# Neil Armstrong and Buzz Aldrin bring the craft to the moon



## widows son (Sep 18, 2012)

I recently saw photos of Neil Armstrong and Buzz Aldrin on the moon with the flag of the Scottish rite and they're own Masonic aprons as well, thought it was kinda cool


----------



## BroBill (Sep 18, 2012)

That's the foundation of Tranquility Lodge #2000 - Tranquility Lodge No. 2000 or TL2K of The Grand Lodge of Texas - check it out...


----------



## widows son (Sep 18, 2012)

Ya Texas grand lodge has that under its jurisdiction, bad ass lol


----------



## MarkR (Sep 19, 2012)

Neil Armstrong was not a Mason, although his father was.  Aldrin did, in fact, take a Scottish Rite flag, but any aprons shown in any pictures were photoshopped in.


----------



## BroBill (Sep 19, 2012)

Should have clarified about the aprons and flag not being there, when I'm responding from my smartphone I tend towards very brief posts. Wanted tp highlight TL2....


----------



## widows son (Sep 19, 2012)

So the apron pictures are a hoax?


----------



## BryanMaloney (Sep 19, 2012)

The apron pictures are a hoax.


----------



## BroBill (Sep 19, 2012)

The accurate history is on the web page at Tranquility Lodge No. 2000 or TL2K of The Grand Lodge of Texas - simply click on the "History" link. The photoshopped apron picture has been circulating on the internet for a while.


----------



## widows son (Sep 19, 2012)

Thanks brother will do!


----------



## widows son (Sep 20, 2012)

Not that I don't believe you but how do you know the pictures a hoax?


----------



## BryanMaloney (Sep 20, 2012)

Here is a composite gif that shows the original NASA photo alternating with the faked version:




The red ellipse was added to show how a connector got "morphed" into part of the left glove in the fake. The original picture should be very well known. It appears as the cover of the Life magazine "To the Moon and Back" 1969 special issue.

The apron picture is a crude fake.


----------



## BryanMaloney (Sep 20, 2012)

Here is a composite gif that shows the original NASA photo alternating with the faked version. You may need to click the picture to see the alternation.






The red ellipse was added to show how a connector got "morphed" into part of the left glove in the fake. The original picture should be very well known. It appears as the cover of the Life magazine "To the Moon and Back" 1969 special issue.

SUPPLIED ENTRIES –
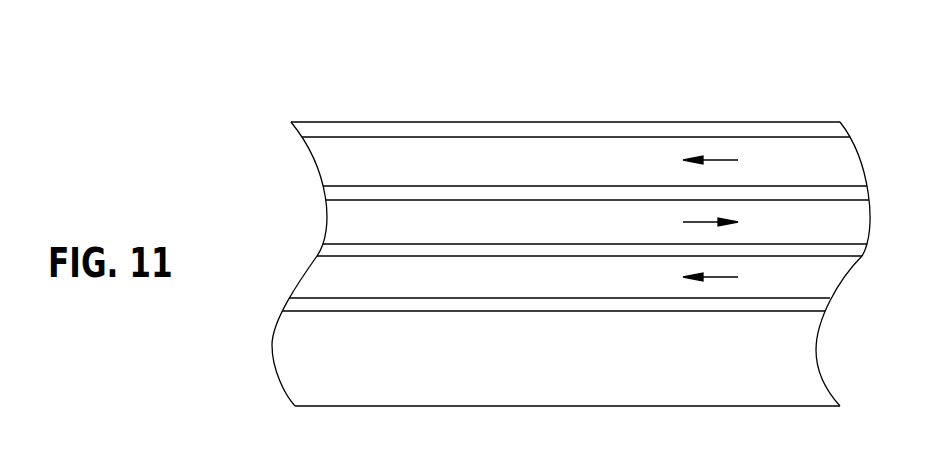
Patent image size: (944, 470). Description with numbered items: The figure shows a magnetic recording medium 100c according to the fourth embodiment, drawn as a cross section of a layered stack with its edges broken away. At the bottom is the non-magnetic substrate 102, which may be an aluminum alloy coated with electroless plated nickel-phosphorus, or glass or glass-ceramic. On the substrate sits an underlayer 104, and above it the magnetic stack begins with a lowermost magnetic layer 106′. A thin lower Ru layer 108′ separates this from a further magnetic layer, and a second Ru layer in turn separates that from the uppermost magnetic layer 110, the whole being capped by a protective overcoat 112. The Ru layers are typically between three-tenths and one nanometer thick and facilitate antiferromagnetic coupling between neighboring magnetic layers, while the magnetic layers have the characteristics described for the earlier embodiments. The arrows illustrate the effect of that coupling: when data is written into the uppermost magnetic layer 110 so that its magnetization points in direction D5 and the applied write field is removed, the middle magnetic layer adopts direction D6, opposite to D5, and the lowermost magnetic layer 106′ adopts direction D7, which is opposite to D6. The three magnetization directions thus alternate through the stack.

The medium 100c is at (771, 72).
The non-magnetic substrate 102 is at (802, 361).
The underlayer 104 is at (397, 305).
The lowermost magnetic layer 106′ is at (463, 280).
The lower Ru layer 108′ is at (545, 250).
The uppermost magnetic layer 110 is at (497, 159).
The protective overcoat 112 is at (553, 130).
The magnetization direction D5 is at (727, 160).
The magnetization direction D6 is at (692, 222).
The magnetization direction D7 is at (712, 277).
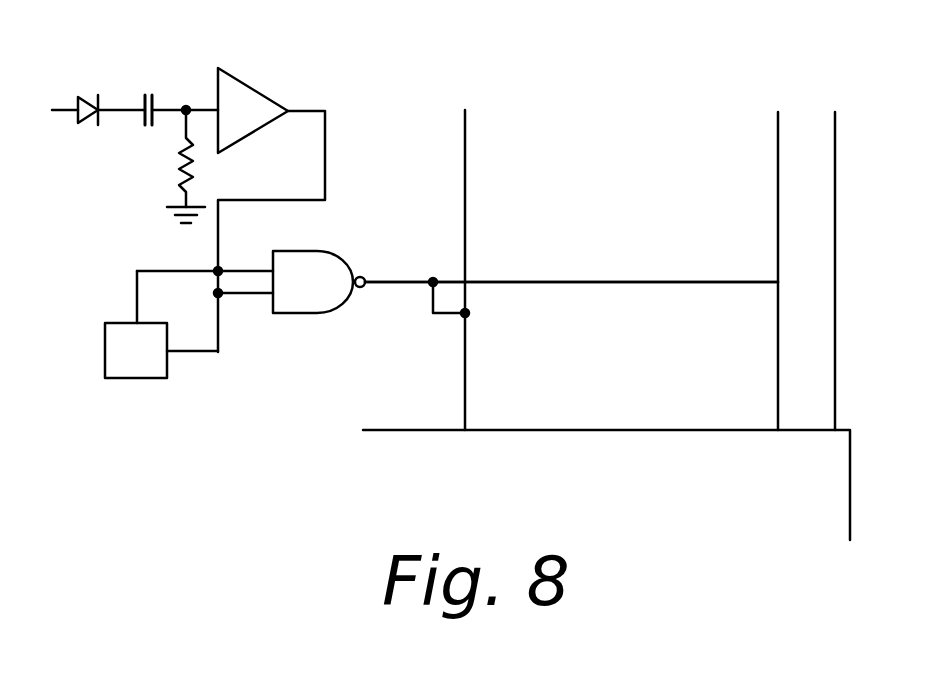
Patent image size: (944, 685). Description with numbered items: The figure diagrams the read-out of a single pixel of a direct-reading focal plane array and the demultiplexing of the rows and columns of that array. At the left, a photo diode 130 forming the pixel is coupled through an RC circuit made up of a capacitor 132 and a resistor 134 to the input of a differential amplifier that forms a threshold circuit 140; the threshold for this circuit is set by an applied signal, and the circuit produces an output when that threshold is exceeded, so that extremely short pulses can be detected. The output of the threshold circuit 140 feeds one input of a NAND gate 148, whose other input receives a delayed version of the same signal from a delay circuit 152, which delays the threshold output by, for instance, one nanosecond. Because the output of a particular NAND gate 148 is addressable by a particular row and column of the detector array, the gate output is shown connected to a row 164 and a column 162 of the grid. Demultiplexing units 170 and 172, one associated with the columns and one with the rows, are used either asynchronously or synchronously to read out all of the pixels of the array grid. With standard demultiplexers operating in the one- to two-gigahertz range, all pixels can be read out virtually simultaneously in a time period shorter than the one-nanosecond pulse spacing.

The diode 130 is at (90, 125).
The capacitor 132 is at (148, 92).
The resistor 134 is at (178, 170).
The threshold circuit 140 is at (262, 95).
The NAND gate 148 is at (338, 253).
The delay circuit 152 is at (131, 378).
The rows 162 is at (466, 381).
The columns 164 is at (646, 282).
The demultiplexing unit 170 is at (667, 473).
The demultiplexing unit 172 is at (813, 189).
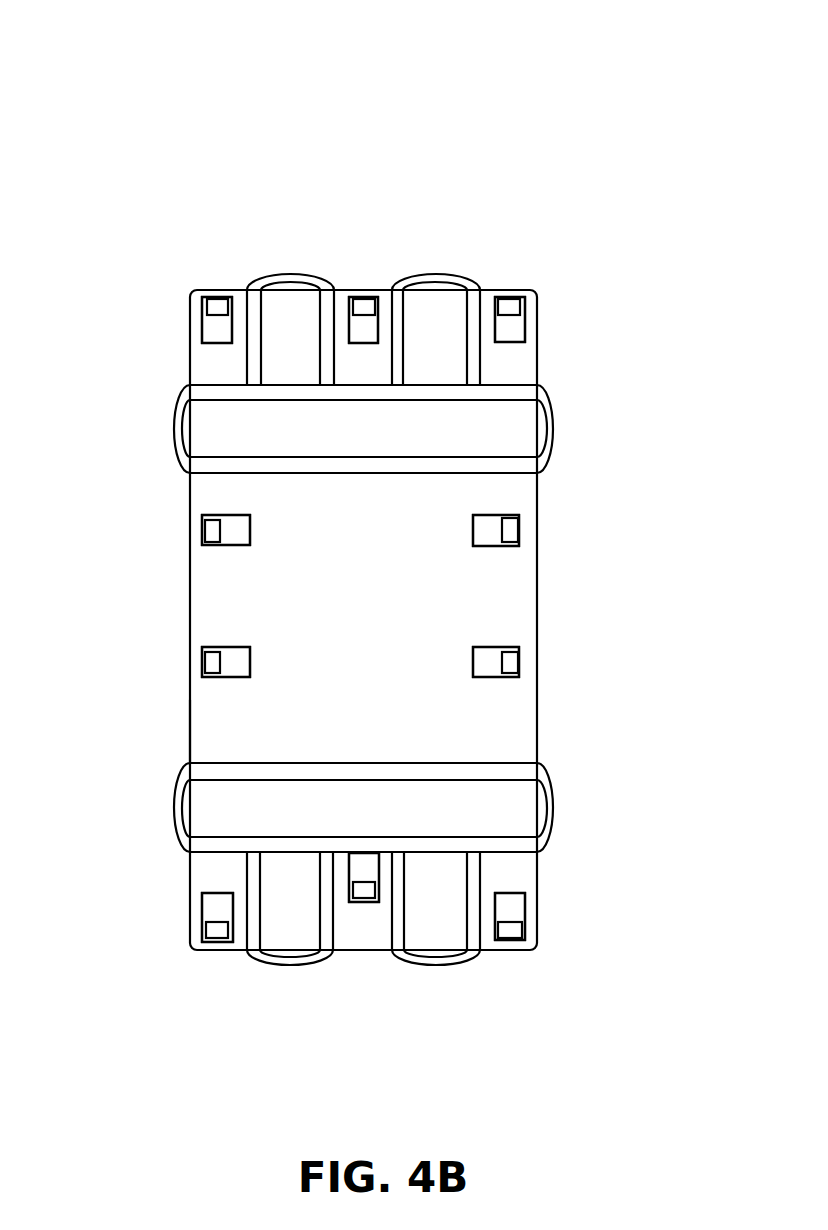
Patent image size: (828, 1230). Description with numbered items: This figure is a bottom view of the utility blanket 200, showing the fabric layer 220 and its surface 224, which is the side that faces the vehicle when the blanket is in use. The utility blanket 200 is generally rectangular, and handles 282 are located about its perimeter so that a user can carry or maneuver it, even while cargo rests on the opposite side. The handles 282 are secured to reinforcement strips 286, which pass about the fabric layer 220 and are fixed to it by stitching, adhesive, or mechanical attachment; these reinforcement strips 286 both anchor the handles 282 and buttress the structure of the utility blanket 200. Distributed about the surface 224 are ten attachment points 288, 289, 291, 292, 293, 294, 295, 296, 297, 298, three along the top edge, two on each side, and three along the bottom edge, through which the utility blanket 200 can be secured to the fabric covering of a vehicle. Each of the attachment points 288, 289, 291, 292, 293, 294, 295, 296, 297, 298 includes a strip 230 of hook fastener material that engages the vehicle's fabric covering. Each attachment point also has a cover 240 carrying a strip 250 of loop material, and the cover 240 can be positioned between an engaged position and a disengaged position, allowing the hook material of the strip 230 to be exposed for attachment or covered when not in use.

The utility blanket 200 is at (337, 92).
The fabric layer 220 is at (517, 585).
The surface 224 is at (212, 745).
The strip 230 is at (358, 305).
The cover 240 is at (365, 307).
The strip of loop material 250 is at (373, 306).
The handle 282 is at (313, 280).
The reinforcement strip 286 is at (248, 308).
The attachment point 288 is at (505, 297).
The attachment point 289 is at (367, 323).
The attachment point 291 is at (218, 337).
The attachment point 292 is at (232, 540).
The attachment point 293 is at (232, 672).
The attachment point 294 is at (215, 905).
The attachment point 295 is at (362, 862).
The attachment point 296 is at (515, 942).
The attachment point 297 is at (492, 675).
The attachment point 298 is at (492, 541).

---

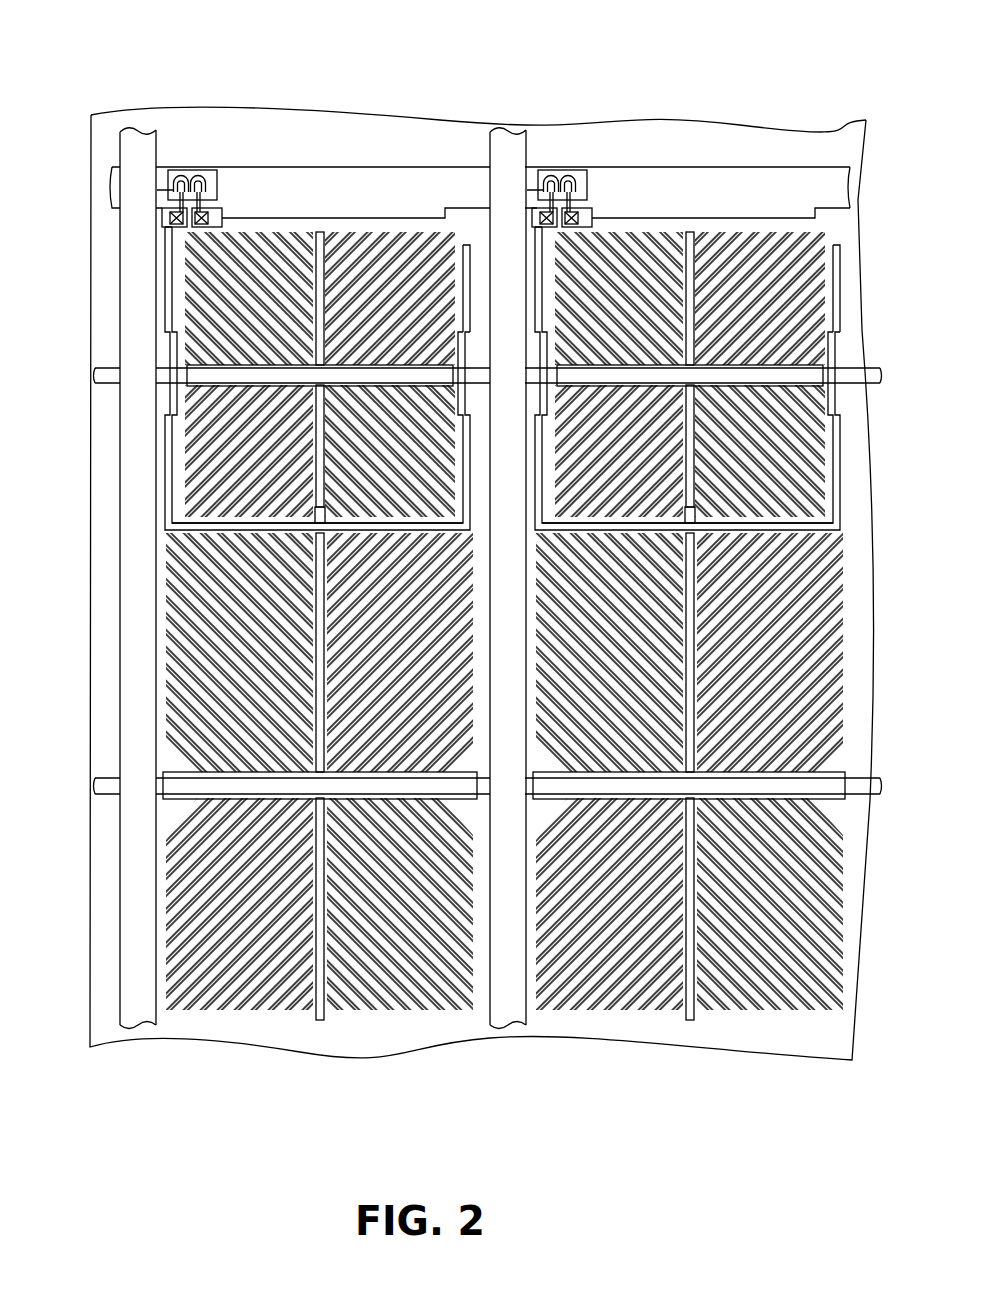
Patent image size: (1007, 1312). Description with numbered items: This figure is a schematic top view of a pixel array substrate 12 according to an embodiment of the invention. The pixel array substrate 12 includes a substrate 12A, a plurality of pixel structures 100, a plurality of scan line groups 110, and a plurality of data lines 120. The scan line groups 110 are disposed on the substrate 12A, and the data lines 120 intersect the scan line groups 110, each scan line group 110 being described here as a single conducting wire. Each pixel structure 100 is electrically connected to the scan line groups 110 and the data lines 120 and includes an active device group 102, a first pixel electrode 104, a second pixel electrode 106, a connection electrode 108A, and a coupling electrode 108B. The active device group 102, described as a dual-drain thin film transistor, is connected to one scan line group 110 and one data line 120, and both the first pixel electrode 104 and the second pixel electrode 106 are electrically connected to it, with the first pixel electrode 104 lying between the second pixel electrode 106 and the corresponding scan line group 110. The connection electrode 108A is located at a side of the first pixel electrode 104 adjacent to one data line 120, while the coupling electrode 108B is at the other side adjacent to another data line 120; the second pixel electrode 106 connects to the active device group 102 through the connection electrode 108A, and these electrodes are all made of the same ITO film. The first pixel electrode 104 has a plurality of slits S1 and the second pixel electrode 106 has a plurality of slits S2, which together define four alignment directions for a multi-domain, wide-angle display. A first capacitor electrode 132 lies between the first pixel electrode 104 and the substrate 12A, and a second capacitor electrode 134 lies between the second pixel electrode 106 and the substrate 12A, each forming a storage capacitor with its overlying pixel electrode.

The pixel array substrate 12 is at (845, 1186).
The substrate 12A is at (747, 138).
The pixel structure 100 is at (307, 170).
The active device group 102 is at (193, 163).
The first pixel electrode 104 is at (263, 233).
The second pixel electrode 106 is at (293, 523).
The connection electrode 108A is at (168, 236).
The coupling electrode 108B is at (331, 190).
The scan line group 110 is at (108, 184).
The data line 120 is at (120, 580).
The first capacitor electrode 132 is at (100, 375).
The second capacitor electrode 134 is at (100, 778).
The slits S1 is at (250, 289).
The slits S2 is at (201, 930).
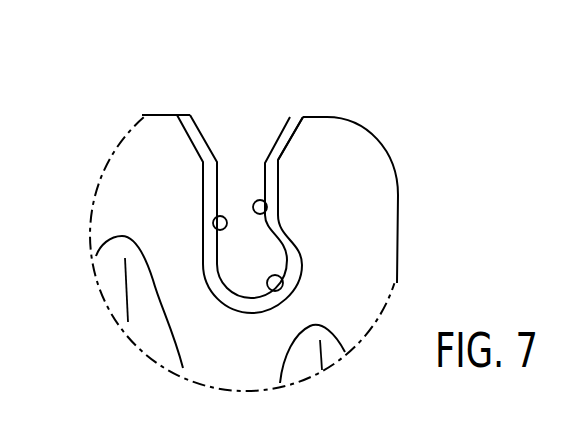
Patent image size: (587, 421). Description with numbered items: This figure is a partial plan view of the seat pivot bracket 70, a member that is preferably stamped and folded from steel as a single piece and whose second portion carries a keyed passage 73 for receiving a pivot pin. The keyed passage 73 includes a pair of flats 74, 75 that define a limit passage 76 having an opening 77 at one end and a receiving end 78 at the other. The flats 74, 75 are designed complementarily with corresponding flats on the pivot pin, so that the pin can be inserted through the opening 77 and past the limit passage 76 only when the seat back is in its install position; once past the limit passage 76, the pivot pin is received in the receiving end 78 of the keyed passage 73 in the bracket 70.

TO DO –
1: Reproduce the moon-landing thread word for word, everything from "The apron pictures are a hoax." down to "for a while.".
2: According to the moon-landing thread, which astronaut was not a Mason?
The entries are not needed for this work.

EXERCISE RESPONSES –
1:
The apron pictures are a hoax.


----------



## BroBill (Sep 19, 2012)

The accurate history is on the web page at Tranquility Lodge No. 2000 or TL2K of The Grand Lodge of Texas - simply click on the "History" link. The photoshopped apron picture has been circulating on the internet for a while.

2: Neil Armstrong was not a Mason, although his father was.